[Task to complete] Go through the records and show each line where the word "Topology" occurs.

[Records for the task]
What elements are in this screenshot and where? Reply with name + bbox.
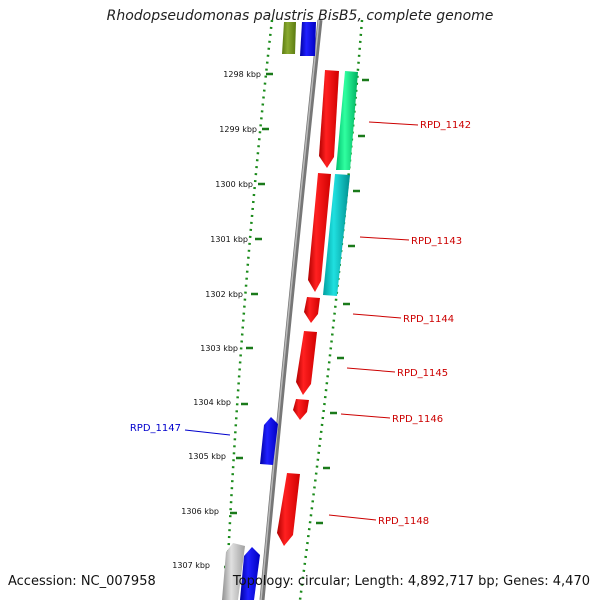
leader-line — [346, 367, 396, 373]
topology-text: Topology: circular; Length: 4,892,717 bp… — [232, 574, 590, 589]
gene-arrow-rpd-1148 — [277, 473, 300, 546]
tick-label: 1298 kbp — [223, 70, 261, 79]
leader-line — [359, 236, 410, 241]
gene-arrows — [222, 22, 358, 600]
gene-arrow-rpd-1144 — [304, 297, 320, 323]
genome-backbone — [259, 19, 323, 600]
leader-line — [340, 413, 391, 419]
gene-label-rpd-1143[interactable]: RPD_1143 — [411, 236, 462, 247]
gene-arrow-rpd-1142 — [319, 70, 339, 168]
gene-label-rpd-1147[interactable]: RPD_1147 — [130, 423, 181, 434]
gene-arrow-gray-bottom — [222, 543, 245, 600]
inner-dotted-guide — [224, 19, 274, 600]
gene-label-rpd-1142[interactable]: RPD_1142 — [420, 120, 471, 131]
gene-arrow-rpd-1143-colored — [323, 174, 350, 296]
tick-label: 1306 kbp — [181, 507, 219, 516]
leader-line — [328, 514, 377, 521]
tick-label: 1307 kbp — [172, 561, 210, 570]
leader-line — [184, 429, 231, 436]
gene-arrow-blue-top — [300, 22, 316, 56]
genome-backbone-highlight — [260, 19, 320, 600]
leader-line — [368, 121, 419, 126]
gene-label-rpd-1146[interactable]: RPD_1146 — [392, 414, 443, 425]
gene-label-rpd-1144[interactable]: RPD_1144 — [403, 314, 454, 325]
gene-arrow-rpd-1147 — [260, 417, 278, 465]
tick-label: 1299 kbp — [219, 125, 257, 134]
accession-text: Accession: NC_007958 — [8, 574, 156, 589]
tick-label: 1303 kbp — [200, 344, 238, 353]
gene-arrow-rpd-1142-colored — [336, 71, 358, 170]
gene-labels: RPD_1142 RPD_1143 RPD_1144 RPD_1145 RPD_… — [130, 120, 471, 527]
gene-arrow-blue-bottom — [240, 547, 260, 600]
tick-label: 1304 kbp — [193, 398, 231, 407]
gene-arrow-rpd-1146 — [293, 399, 309, 420]
tick-label: 1302 kbp — [205, 290, 243, 299]
tick-guides — [224, 19, 364, 600]
genome-title: Rhodopseudomonas palustris BisB5, comple… — [106, 8, 494, 24]
tick-label: 1300 kbp — [215, 180, 253, 189]
gene-arrow-olive — [282, 22, 296, 54]
tick-marks: 1298 kbp 1299 kbp 1300 kbp 1301 kbp 1302… — [172, 70, 369, 570]
tick-label: 1301 kbp — [210, 235, 248, 244]
leader-line — [352, 313, 402, 319]
gene-arrow-rpd-1143 — [308, 173, 331, 292]
tick-label: 1305 kbp — [188, 452, 226, 461]
gene-arrow-rpd-1145 — [296, 331, 317, 395]
gene-label-rpd-1148[interactable]: RPD_1148 — [378, 516, 429, 527]
gene-label-rpd-1145[interactable]: RPD_1145 — [397, 368, 448, 379]
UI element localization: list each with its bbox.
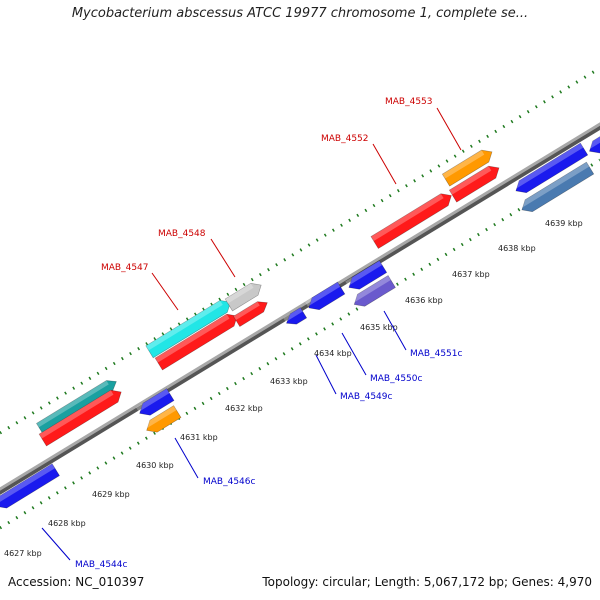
leader-line [315,354,337,395]
MAB_4546c-orange-gene-arrow[interactable] [142,405,182,433]
tick-label: 4634 kbp [314,349,352,358]
leader-line [174,437,199,479]
gene-label-MAB_4548[interactable]: MAB_4548 [158,229,236,278]
tick-label: 4637 kbp [452,270,490,279]
tick-label: 4639 kbp [545,219,583,228]
gene-label-MAB_4552[interactable]: MAB_4552 [321,134,397,185]
tick-label: 4629 kbp [92,490,130,499]
summary-label: Topology: circular; Length: 5,067,172 bp… [262,575,592,589]
backbone [0,122,600,491]
gene-name: MAB_4547 [101,263,149,273]
MAB_4551c-blue-gene-arrow[interactable] [345,260,388,290]
MAB_4556-gene-arrow[interactable] [518,161,595,213]
map-title: Mycobacterium abscessus ATCC 19977 chrom… [71,6,529,21]
gene-name: MAB_4548 [158,229,206,239]
gene-label-MAB_4553[interactable]: MAB_4553 [385,97,462,151]
tick-label: 4636 kbp [405,296,443,305]
leader-line [436,107,462,151]
gene-name: MAB_4553 [385,97,433,107]
MAB_4549c-gene-arrow[interactable] [283,307,308,325]
tick-label: 4627 kbp [4,549,42,558]
MAB_4557-gene-arrow[interactable] [585,135,600,154]
gene-name: MAB_4546c [203,477,256,487]
accession-label: Accession: NC_010397 [8,575,145,589]
gene-name: MAB_4552 [321,134,369,144]
gene-label-MAB_4544c[interactable]: MAB_4544c [41,527,128,570]
leader-line [341,332,367,376]
MAB_4548-gray-gene-arrow[interactable] [224,282,262,312]
leader-line [210,238,236,278]
MAB_4547-gene-arrow[interactable] [154,313,238,371]
MAB_4555-gene-arrow[interactable] [512,142,589,194]
gene-label-MAB_4546c[interactable]: MAB_4546c [174,437,256,487]
inner-tick-track [0,158,600,530]
gene-label-MAB_4549c[interactable]: MAB_4549c [315,354,393,402]
MAB_4546-cyan-gene-arrow[interactable] [145,300,231,359]
MAB_4545-gene-arrow[interactable] [38,389,122,447]
MAB_4543-gene-arrow[interactable] [0,463,60,509]
gene-name: MAB_4544c [75,560,128,570]
tick-label: 4632 kbp [225,404,263,413]
leader-line [383,310,407,351]
gene-name: MAB_4550c [370,374,423,384]
tick-label: 4633 kbp [270,377,308,386]
gene-name: MAB_4549c [340,392,393,402]
MAB_4551c-gene-arrow[interactable] [350,275,396,307]
leader-line [372,143,397,185]
MAB_4548-gene-arrow[interactable] [233,301,268,327]
tick-label: 4631 kbp [180,433,218,442]
MAB_4553-orange-gene-arrow[interactable] [441,149,493,187]
gene-label-MAB_4550c[interactable]: MAB_4550c [341,332,423,384]
gene-label-MAB_4551c[interactable]: MAB_4551c [383,310,463,359]
MAB_4546c-gene-arrow[interactable] [135,388,175,416]
tick-label: 4630 kbp [136,461,174,470]
tick-label: 4635 kbp [360,323,398,332]
MAB_4552-gene-arrow[interactable] [370,193,452,249]
tick-label: 4628 kbp [48,519,86,528]
MAB_4545-teal-gene-arrow[interactable] [36,380,117,435]
leader-line [41,527,71,561]
gene-label-MAB_4547[interactable]: MAB_4547 [101,263,179,311]
tick-label: 4638 kbp [498,244,536,253]
MAB_4550c-gene-arrow[interactable] [305,281,346,311]
MAB_4553-gene-arrow[interactable] [448,165,500,203]
gene-name: MAB_4551c [410,349,463,359]
leader-line [151,272,179,311]
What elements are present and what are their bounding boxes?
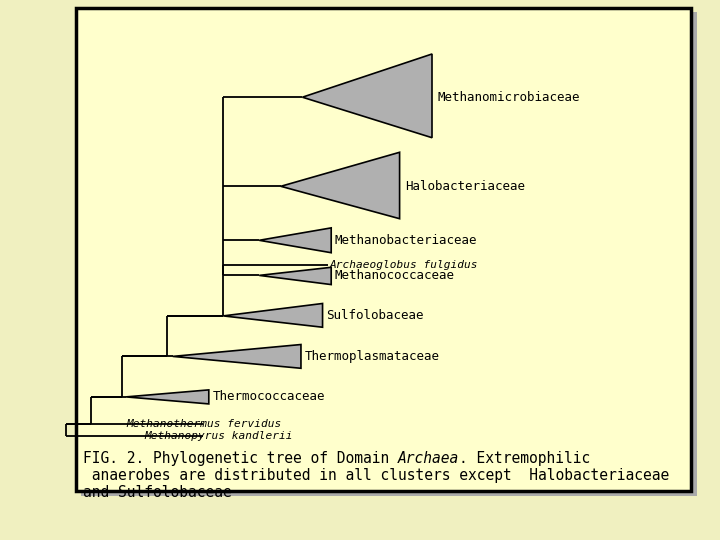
Text: . Extremophilic: . Extremophilic	[459, 451, 590, 466]
Text: and Sulfolobaceae: and Sulfolobaceae	[83, 485, 232, 501]
Bar	[81, 12, 697, 496]
Polygon shape	[259, 228, 331, 253]
Text: Sulfolobaceae: Sulfolobaceae	[326, 309, 423, 322]
Polygon shape	[126, 390, 209, 404]
Polygon shape	[173, 345, 301, 368]
Text: FIG. 2. Phylogenetic tree of Domain: FIG. 2. Phylogenetic tree of Domain	[83, 451, 397, 466]
Text: anaerobes are distributed in all clusters except  Halobacteriaceae: anaerobes are distributed in all cluster…	[83, 468, 669, 483]
Text: Archaea: Archaea	[397, 451, 459, 466]
Text: Methanothermus fervidus: Methanothermus fervidus	[126, 419, 282, 429]
Text: Halobacteriaceae: Halobacteriaceae	[405, 180, 525, 193]
Text: Methanococcaceae: Methanococcaceae	[335, 269, 455, 282]
Text: Thermococcaceae: Thermococcaceae	[212, 390, 325, 403]
Polygon shape	[281, 152, 400, 219]
Polygon shape	[223, 303, 323, 327]
Text: Methanopyrus kandlerii: Methanopyrus kandlerii	[144, 431, 292, 441]
Polygon shape	[259, 267, 331, 285]
Text: Thermoplasmataceae: Thermoplasmataceae	[305, 350, 439, 363]
Polygon shape	[302, 54, 432, 138]
Bar	[76, 8, 691, 491]
Text: Methanobacteriaceae: Methanobacteriaceae	[335, 234, 477, 247]
Text: Methanomicrobiaceae: Methanomicrobiaceae	[438, 91, 580, 104]
Text: Archaeoglobus fulgidus: Archaeoglobus fulgidus	[330, 260, 478, 269]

[Task response]
topology-text: Topology: circular; Length: 4,892,717 bp… — [232, 574, 590, 589]
summary-label: Topology: circular; Length: 5,067,172 bp… [262,575,592,589]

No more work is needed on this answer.